## Begin Data for this exercise

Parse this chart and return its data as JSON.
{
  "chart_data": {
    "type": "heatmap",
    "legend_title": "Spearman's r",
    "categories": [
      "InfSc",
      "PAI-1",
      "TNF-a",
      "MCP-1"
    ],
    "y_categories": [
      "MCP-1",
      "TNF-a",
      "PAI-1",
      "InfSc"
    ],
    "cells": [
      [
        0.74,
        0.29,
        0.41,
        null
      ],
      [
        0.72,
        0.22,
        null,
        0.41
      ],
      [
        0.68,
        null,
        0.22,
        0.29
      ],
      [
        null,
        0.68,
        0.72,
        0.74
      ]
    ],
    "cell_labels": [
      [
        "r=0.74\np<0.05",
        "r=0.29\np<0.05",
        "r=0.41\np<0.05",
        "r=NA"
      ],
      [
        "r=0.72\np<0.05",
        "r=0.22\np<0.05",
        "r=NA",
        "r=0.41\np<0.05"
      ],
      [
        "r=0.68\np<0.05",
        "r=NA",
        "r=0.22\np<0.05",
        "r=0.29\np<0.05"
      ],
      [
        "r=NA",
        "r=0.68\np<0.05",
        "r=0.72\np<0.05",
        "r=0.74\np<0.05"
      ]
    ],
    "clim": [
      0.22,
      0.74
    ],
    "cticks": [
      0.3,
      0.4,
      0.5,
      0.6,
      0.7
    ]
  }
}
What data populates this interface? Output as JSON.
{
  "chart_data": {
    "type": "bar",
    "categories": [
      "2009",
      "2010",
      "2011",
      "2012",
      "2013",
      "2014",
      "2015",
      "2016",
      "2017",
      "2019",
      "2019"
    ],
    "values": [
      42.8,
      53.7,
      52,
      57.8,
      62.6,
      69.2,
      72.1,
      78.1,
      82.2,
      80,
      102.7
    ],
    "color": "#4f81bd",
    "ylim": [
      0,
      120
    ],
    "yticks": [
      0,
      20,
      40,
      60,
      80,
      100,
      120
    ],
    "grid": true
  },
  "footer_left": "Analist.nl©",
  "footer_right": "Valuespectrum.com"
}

## End Data for this exercise

Work required | From the entries above, extract each line containing "JSON".

The output |
Parse this chart and return its data as JSON.
What data populates this interface? Output as JSON.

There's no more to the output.